> Written problem: In the data below, find each line containing the string "frac" and return it.

Saved entries:

* Begin *

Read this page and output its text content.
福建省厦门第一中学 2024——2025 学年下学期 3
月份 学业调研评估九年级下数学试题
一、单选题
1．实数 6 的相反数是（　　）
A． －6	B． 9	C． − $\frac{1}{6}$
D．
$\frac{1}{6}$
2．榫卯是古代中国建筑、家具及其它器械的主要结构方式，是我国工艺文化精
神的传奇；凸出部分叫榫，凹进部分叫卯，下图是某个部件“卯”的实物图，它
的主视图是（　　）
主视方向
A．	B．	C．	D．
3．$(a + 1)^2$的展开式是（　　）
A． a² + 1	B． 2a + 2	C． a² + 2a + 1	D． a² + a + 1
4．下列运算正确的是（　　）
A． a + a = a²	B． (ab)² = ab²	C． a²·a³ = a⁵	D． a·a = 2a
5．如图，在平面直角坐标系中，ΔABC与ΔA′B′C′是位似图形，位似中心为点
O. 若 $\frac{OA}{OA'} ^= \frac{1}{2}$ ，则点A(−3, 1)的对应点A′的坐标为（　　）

* End *
* Begin *

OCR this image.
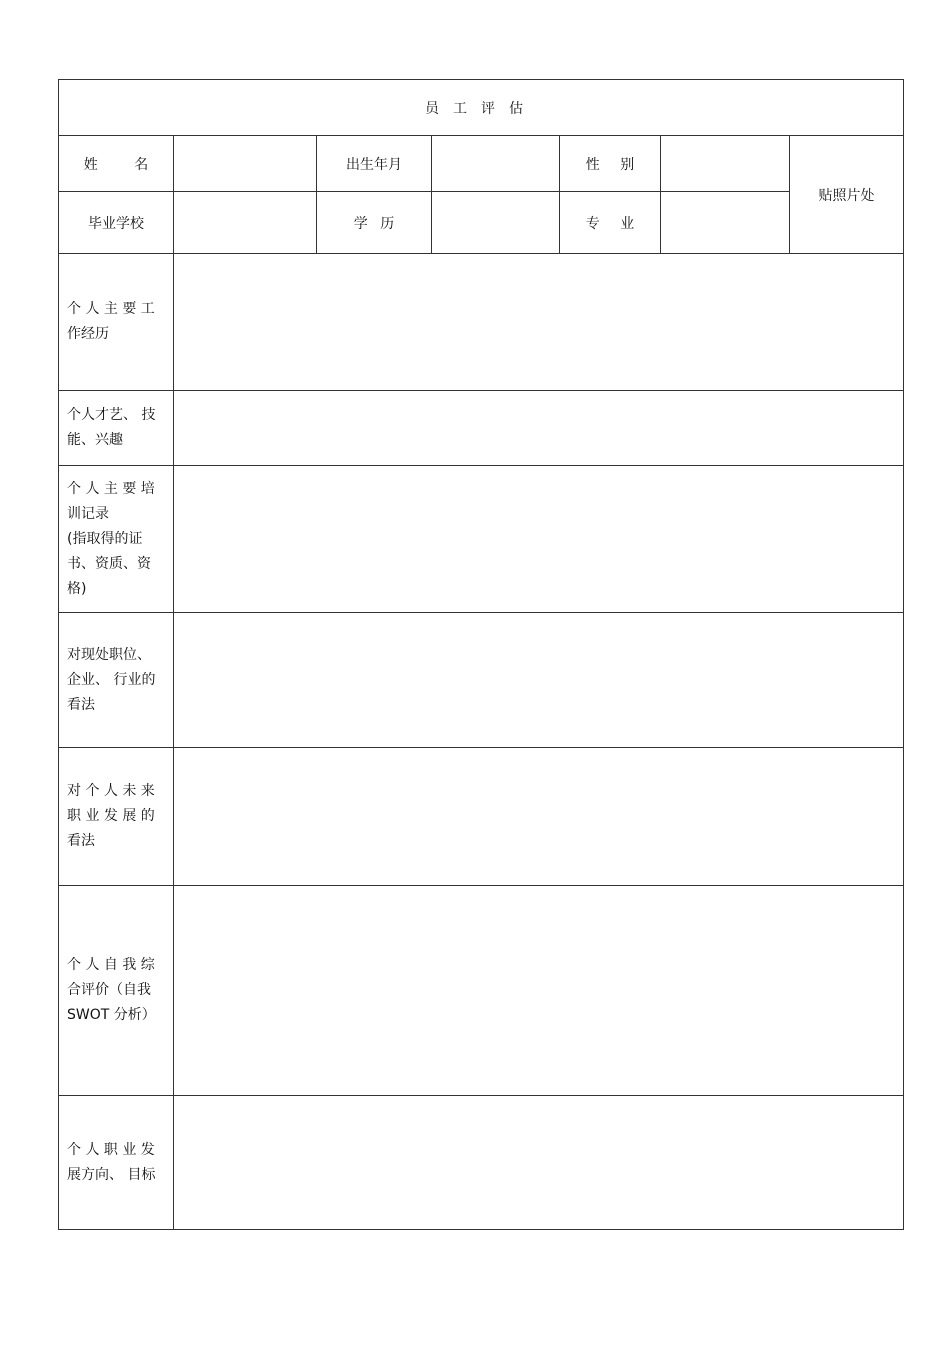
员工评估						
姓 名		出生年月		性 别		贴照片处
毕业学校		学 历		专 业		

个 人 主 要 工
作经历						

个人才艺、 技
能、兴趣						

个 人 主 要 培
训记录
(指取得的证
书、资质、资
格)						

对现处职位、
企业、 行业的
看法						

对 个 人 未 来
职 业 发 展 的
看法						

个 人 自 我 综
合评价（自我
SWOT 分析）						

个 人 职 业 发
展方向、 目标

* End *

> Expected answer:
A． －6	B． 9	C． − $\frac{1}{6}$
$\frac{1}{6}$
O. 若 $\frac{OA}{OA'} ^= \frac{1}{2}$ ，则点A(−3, 1)的对应点A′的坐标为（　　）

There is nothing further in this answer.